> _Exercise aim_
Using the listing below, please gather every line containing the word "일반교육과".

> _Supplied records_
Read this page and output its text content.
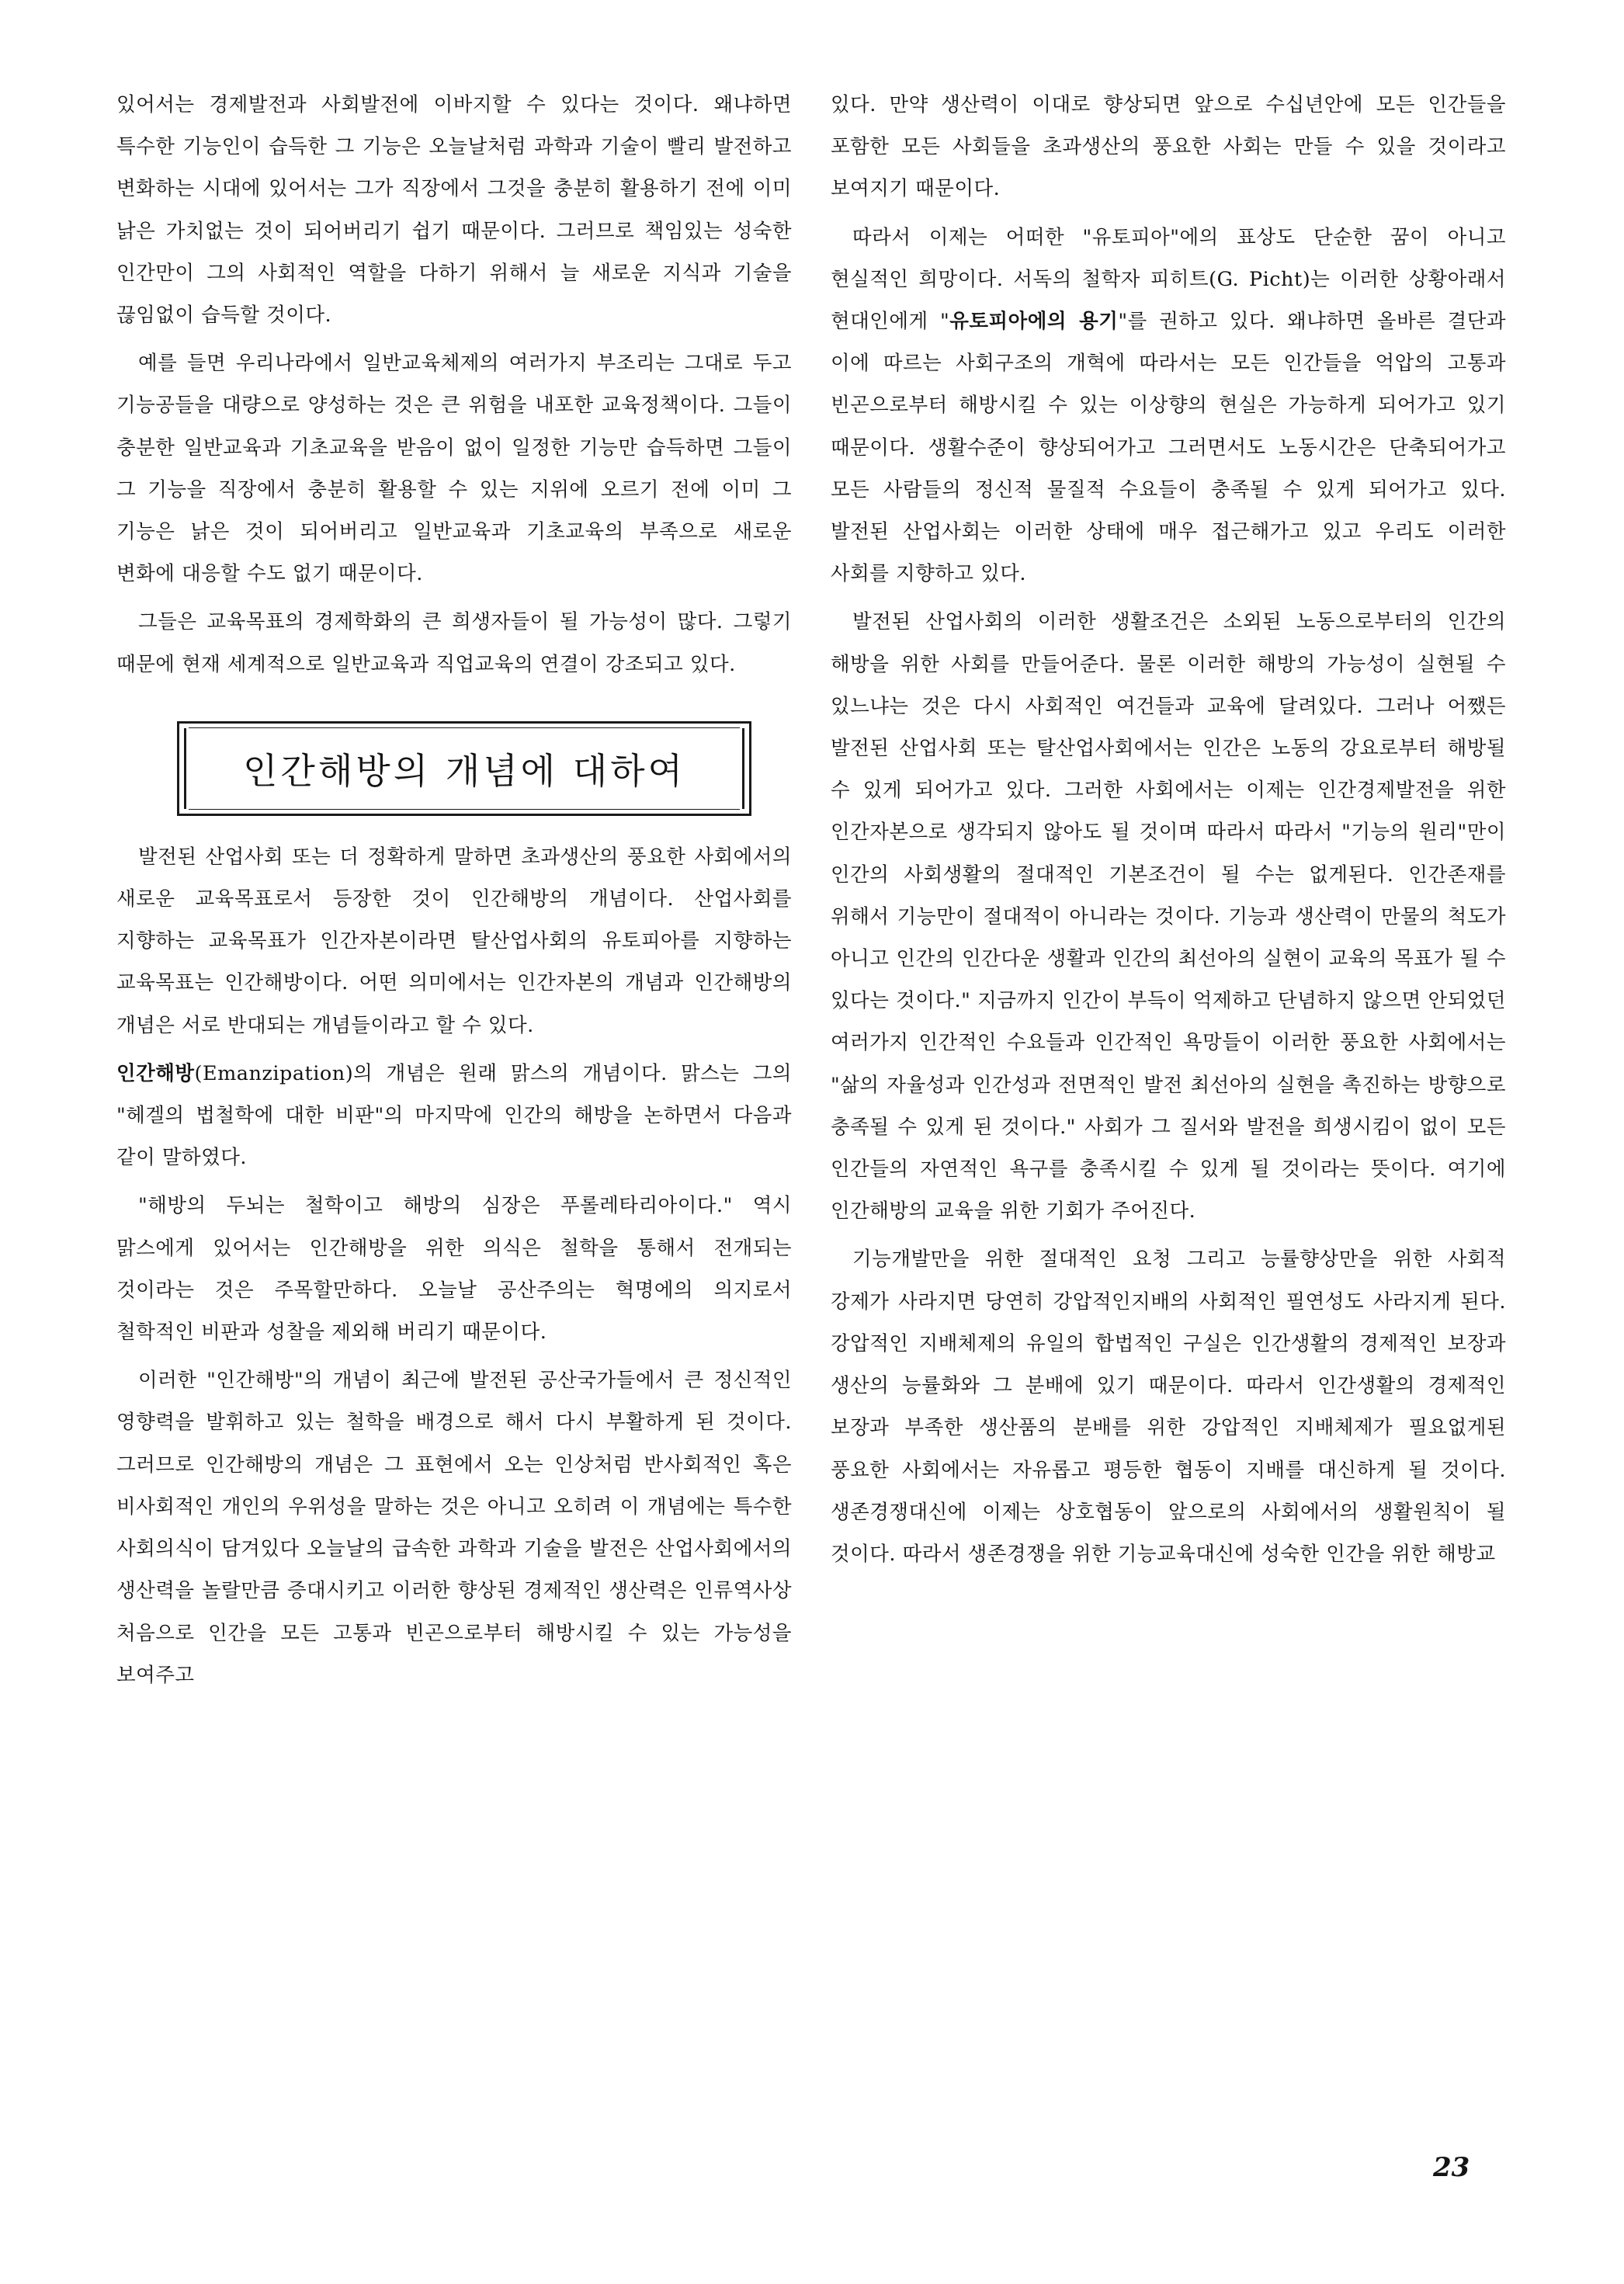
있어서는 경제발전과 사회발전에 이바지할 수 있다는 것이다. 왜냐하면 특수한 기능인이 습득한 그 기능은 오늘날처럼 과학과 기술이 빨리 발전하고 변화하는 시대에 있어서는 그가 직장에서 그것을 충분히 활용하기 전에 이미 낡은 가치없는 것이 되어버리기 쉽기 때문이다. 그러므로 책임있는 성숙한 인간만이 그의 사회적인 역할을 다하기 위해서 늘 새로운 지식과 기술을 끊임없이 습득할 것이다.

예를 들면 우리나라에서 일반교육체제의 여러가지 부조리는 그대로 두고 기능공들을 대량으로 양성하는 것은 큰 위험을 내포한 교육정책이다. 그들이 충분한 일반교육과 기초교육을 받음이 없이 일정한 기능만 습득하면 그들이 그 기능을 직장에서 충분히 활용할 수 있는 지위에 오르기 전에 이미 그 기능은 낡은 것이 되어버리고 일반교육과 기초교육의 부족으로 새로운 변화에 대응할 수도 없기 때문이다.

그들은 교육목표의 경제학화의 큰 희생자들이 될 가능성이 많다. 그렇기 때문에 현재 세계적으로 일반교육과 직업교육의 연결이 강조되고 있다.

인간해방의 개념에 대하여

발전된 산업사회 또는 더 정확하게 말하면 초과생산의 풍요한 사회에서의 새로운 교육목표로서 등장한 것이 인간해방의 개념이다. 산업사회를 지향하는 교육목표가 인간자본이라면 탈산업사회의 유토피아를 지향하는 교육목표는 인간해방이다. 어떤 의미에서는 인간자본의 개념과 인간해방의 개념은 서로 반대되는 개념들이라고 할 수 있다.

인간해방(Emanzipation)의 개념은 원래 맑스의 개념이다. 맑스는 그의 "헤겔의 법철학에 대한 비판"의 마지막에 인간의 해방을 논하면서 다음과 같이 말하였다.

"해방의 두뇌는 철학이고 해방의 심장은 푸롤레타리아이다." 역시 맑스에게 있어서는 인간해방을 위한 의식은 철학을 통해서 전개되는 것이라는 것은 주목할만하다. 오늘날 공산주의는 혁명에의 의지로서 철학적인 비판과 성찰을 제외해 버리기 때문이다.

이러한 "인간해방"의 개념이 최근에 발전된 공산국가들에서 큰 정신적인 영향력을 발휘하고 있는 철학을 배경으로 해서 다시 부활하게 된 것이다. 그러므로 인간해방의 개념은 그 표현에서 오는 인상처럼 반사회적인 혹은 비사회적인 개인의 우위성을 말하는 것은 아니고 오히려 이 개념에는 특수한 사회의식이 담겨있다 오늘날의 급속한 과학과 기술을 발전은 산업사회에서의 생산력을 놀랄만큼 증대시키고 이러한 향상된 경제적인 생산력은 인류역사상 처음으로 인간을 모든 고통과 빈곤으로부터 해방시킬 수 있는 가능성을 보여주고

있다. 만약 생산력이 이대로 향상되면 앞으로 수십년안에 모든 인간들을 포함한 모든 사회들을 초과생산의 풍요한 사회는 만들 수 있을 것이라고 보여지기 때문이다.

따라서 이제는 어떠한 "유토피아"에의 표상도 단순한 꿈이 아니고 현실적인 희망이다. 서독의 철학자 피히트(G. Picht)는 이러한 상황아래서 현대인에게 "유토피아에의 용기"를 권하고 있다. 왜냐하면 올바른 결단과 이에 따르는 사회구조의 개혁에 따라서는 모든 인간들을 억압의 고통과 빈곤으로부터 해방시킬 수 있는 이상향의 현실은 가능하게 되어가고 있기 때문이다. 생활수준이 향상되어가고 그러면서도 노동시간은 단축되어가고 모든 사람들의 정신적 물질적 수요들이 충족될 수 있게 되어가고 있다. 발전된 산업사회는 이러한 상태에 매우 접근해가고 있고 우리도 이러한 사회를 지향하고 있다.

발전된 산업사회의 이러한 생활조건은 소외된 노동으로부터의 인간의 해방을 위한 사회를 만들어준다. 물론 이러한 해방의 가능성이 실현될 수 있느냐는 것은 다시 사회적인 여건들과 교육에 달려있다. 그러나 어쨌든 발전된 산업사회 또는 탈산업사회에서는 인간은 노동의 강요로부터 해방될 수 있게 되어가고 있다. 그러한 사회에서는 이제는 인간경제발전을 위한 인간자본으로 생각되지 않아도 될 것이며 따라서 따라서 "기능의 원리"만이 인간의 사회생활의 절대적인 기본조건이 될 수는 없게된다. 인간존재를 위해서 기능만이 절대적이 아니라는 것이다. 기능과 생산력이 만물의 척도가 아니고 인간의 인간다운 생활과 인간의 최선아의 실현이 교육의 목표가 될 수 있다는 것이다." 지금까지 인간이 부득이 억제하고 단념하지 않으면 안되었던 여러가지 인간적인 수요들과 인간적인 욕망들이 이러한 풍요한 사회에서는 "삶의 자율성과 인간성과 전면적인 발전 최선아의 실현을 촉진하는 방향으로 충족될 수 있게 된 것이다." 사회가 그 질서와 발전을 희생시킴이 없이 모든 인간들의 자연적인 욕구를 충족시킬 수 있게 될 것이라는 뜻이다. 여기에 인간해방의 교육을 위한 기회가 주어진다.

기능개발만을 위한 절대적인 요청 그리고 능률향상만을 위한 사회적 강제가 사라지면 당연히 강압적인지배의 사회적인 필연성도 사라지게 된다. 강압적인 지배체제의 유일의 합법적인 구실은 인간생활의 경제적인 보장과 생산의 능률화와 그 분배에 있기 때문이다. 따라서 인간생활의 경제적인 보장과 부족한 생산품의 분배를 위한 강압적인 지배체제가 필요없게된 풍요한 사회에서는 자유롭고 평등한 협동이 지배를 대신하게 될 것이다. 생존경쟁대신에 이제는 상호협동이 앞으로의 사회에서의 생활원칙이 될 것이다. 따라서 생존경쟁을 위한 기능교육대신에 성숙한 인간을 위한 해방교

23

> _Answer to this exercise_
예를 들면 우리나라에서 일반교육체제의 여러가지 부조리는 그대로 두고 기능공들을 대량으로 양성하는 것은 큰 위험을 내포한 교육정책이다. 그들이 충분한 일반교육과 기초교육을 받음이 없이 일정한 기능만 습득하면 그들이 그 기능을 직장에서 충분히 활용할 수 있는 지위에 오르기 전에 이미 그 기능은 낡은 것이 되어버리고 일반교육과 기초교육의 부족으로 새로운 변화에 대응할 수도 없기 때문이다.
그들은 교육목표의 경제학화의 큰 희생자들이 될 가능성이 많다. 그렇기 때문에 현재 세계적으로 일반교육과 직업교육의 연결이 강조되고 있다.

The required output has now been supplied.